• _Problem to work on_:
What is the number of lines in these entries that contain "about"? State it alone.

--- Given information ---

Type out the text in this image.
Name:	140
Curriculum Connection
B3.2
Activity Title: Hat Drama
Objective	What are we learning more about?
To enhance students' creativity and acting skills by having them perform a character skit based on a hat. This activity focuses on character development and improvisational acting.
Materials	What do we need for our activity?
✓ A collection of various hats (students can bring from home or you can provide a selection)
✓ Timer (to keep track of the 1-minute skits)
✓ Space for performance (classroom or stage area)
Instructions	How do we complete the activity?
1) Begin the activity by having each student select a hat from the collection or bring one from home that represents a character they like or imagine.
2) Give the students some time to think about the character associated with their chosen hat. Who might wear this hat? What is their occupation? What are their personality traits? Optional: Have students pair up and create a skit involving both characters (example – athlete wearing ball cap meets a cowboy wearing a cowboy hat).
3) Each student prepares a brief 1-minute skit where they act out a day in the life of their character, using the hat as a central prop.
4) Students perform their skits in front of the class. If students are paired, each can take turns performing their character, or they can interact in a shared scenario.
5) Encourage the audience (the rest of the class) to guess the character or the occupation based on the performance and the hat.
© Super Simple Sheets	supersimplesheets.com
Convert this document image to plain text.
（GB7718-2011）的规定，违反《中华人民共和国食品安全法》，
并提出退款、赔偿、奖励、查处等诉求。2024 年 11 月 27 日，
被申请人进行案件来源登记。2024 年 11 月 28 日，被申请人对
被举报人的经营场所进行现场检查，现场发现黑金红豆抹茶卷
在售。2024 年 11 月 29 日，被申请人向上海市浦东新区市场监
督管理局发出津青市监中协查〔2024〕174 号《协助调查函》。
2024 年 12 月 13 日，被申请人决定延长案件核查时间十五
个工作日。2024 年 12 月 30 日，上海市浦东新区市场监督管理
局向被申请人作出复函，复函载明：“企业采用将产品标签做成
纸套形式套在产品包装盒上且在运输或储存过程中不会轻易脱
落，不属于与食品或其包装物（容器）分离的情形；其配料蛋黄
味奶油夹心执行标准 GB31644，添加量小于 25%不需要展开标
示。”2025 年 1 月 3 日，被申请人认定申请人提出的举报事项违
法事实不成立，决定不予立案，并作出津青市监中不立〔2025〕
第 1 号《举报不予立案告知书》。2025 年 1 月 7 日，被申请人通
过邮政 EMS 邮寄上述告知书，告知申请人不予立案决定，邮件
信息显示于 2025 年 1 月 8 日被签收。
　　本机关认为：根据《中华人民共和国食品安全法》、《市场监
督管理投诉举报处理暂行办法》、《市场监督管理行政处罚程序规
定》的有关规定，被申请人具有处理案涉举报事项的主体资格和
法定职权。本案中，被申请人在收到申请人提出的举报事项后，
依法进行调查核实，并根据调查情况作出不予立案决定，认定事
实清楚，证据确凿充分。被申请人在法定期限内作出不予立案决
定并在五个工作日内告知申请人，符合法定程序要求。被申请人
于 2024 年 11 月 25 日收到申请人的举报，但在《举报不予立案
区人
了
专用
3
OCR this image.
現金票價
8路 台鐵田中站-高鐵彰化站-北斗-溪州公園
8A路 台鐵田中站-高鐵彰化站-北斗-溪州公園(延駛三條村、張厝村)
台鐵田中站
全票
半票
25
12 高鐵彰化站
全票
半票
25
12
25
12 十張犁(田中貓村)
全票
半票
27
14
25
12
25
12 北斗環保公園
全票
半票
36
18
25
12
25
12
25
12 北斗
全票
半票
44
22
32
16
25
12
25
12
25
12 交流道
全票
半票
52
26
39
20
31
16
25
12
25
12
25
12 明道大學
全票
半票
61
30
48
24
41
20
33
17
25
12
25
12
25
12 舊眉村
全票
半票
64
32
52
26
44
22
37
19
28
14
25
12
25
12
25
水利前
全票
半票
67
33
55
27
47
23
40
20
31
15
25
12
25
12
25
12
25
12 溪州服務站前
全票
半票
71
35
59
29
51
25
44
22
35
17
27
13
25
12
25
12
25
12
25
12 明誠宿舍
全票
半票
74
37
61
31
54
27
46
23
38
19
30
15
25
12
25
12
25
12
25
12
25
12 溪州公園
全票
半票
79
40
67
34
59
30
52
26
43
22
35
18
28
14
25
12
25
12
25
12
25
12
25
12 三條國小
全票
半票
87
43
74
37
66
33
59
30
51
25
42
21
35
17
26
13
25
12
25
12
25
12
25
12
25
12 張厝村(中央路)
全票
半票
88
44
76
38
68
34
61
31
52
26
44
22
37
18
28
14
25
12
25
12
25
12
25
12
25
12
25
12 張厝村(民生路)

---

• _Finished task_:
2